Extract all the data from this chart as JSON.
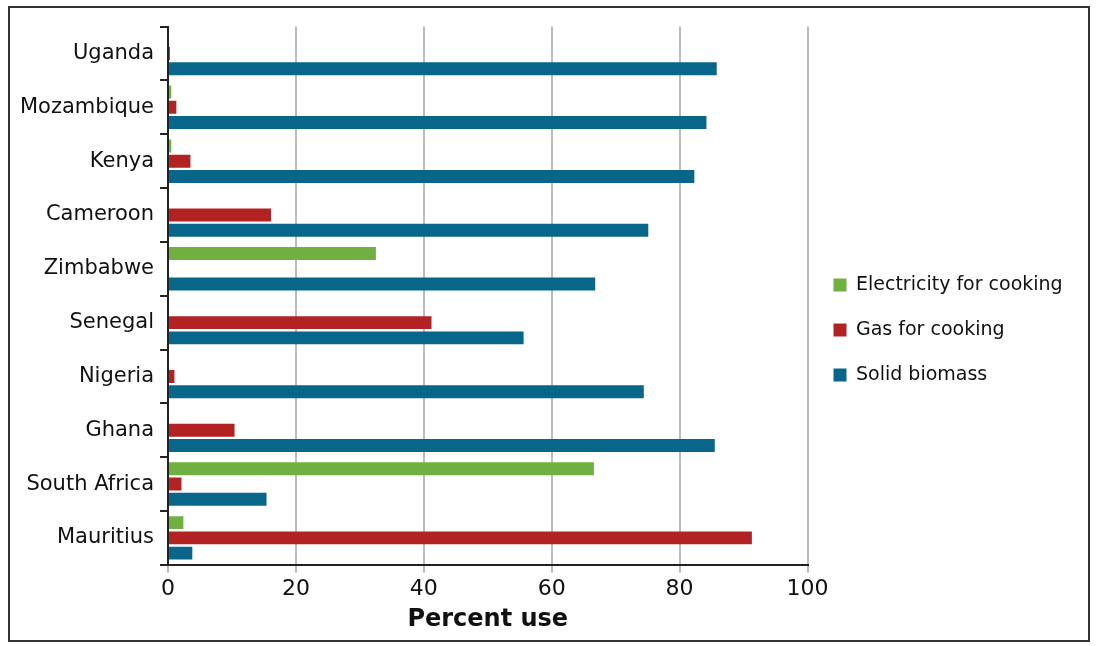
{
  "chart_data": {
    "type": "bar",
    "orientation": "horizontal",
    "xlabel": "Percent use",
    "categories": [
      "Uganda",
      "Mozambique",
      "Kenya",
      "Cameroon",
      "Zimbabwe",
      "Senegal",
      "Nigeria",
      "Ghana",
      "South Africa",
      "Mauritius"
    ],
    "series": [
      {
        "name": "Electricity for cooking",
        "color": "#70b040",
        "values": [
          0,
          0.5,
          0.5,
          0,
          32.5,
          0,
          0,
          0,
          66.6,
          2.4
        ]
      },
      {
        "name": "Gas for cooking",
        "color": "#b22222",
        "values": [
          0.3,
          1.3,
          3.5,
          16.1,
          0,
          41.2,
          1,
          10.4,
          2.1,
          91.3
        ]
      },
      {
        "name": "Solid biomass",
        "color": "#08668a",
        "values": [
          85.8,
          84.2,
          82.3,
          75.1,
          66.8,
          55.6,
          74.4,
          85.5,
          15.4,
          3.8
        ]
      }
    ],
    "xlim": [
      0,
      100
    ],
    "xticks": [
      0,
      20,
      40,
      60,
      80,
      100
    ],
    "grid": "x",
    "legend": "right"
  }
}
□ □ □ □
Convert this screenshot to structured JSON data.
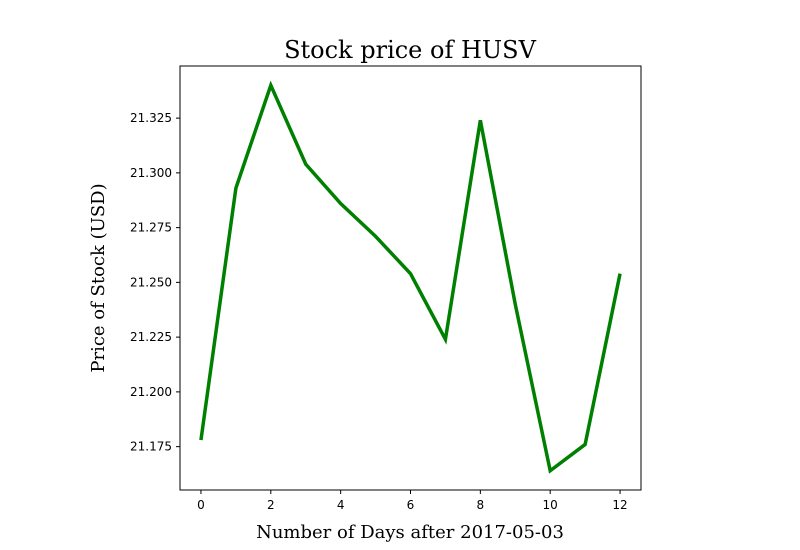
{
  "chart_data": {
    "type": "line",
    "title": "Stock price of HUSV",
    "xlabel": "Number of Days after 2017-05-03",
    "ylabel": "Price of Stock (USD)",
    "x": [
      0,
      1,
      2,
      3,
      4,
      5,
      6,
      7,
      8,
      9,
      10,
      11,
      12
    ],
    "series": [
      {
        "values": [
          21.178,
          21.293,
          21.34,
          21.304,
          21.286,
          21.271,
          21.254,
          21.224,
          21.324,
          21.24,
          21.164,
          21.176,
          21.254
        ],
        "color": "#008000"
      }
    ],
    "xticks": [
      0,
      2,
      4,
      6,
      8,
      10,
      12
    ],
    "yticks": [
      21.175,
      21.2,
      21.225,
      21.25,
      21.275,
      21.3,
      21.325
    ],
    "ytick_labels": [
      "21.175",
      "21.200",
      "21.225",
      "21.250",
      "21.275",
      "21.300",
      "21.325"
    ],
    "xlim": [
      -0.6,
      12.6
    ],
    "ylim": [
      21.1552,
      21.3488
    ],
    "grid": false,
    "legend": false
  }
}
□ □ □ □
Your objective: Where a line in the material above holds "JSON", copy that line.

Output of the task:
Extract all the data from this chart as JSON.
Convert this screenshot to structured JSON data.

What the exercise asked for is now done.